- _THE PROBLEM_
Could you write out the records below exactly as they appear?

Entries from a dataset
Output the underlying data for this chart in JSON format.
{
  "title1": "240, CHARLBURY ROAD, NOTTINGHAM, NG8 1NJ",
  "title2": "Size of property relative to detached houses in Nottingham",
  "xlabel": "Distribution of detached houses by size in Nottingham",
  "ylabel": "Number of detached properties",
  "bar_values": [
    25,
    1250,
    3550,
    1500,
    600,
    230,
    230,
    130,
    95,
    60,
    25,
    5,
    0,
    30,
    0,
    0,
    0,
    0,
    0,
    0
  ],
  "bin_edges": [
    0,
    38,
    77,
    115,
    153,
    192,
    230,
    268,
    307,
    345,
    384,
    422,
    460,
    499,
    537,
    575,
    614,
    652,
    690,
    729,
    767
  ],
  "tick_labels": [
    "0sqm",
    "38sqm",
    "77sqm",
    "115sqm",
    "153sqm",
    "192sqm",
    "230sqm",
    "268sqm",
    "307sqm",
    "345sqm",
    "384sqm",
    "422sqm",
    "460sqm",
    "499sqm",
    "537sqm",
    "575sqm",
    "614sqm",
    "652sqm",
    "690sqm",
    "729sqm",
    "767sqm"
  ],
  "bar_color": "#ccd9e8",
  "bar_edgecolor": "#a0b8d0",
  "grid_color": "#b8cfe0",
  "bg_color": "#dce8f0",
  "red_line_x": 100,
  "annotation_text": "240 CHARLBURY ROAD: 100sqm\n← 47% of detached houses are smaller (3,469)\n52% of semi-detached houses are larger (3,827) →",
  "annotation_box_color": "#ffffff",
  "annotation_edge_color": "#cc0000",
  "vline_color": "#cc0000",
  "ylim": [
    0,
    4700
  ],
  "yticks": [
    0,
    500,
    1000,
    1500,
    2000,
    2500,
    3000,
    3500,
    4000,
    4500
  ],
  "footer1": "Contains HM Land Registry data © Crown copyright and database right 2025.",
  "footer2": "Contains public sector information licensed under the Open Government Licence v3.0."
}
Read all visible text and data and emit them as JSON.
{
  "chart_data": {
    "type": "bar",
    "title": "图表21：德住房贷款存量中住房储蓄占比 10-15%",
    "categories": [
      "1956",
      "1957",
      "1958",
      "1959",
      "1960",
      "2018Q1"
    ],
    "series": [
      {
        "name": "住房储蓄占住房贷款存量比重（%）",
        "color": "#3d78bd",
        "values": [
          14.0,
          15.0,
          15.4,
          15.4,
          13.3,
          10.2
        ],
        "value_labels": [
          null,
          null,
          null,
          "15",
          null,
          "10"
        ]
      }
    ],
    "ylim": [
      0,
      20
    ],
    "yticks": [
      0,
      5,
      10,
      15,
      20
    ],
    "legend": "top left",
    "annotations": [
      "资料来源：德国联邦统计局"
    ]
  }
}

- _FULL SOLUTION_
Output the underlying data for this chart in JSON format.
{
  "title1": "240, CHARLBURY ROAD, NOTTINGHAM, NG8 1NJ",
  "title2": "Size of property relative to detached houses in Nottingham",
  "xlabel": "Distribution of detached houses by size in Nottingham",
  "ylabel": "Number of detached properties",
  "bar_values": [
    25,
    1250,
    3550,
    1500,
    600,
    230,
    230,
    130,
    95,
    60,
    25,
    5,
    0,
    30,
    0,
    0,
    0,
    0,
    0,
    0
  ],
  "bin_edges": [
    0,
    38,
    77,
    115,
    153,
    192,
    230,
    268,
    307,
    345,
    384,
    422,
    460,
    499,
    537,
    575,
    614,
    652,
    690,
    729,
    767
  ],
  "tick_labels": [
    "0sqm",
    "38sqm",
    "77sqm",
    "115sqm",
    "153sqm",
    "192sqm",
    "230sqm",
    "268sqm",
    "307sqm",
    "345sqm",
    "384sqm",
    "422sqm",
    "460sqm",
    "499sqm",
    "537sqm",
    "575sqm",
    "614sqm",
    "652sqm",
    "690sqm",
    "729sqm",
    "767sqm"
  ],
  "bar_color": "#ccd9e8",
  "bar_edgecolor": "#a0b8d0",
  "grid_color": "#b8cfe0",
  "bg_color": "#dce8f0",
  "red_line_x": 100,
  "annotation_text": "240 CHARLBURY ROAD: 100sqm\n← 47% of detached houses are smaller (3,469)\n52% of semi-detached houses are larger (3,827) →",
  "annotation_box_color": "#ffffff",
  "annotation_edge_color": "#cc0000",
  "vline_color": "#cc0000",
  "ylim": [
    0,
    4700
  ],
  "yticks": [
    0,
    500,
    1000,
    1500,
    2000,
    2500,
    3000,
    3500,
    4000,
    4500
  ],
  "footer1": "Contains HM Land Registry data © Crown copyright and database right 2025.",
  "footer2": "Contains public sector information licensed under the Open Government Licence v3.0."
}
Read all visible text and data and emit them as JSON.
{
  "chart_data": {
    "type": "bar",
    "title": "图表21：德住房贷款存量中住房储蓄占比 10-15%",
    "categories": [
      "1956",
      "1957",
      "1958",
      "1959",
      "1960",
      "2018Q1"
    ],
    "series": [
      {
        "name": "住房储蓄占住房贷款存量比重（%）",
        "color": "#3d78bd",
        "values": [
          14.0,
          15.0,
          15.4,
          15.4,
          13.3,
          10.2
        ],
        "value_labels": [
          null,
          null,
          null,
          "15",
          null,
          "10"
        ]
      }
    ],
    "ylim": [
      0,
      20
    ],
    "yticks": [
      0,
      5,
      10,
      15,
      20
    ],
    "legend": "top left",
    "annotations": [
      "资料来源：德国联邦统计局"
    ]
  }
}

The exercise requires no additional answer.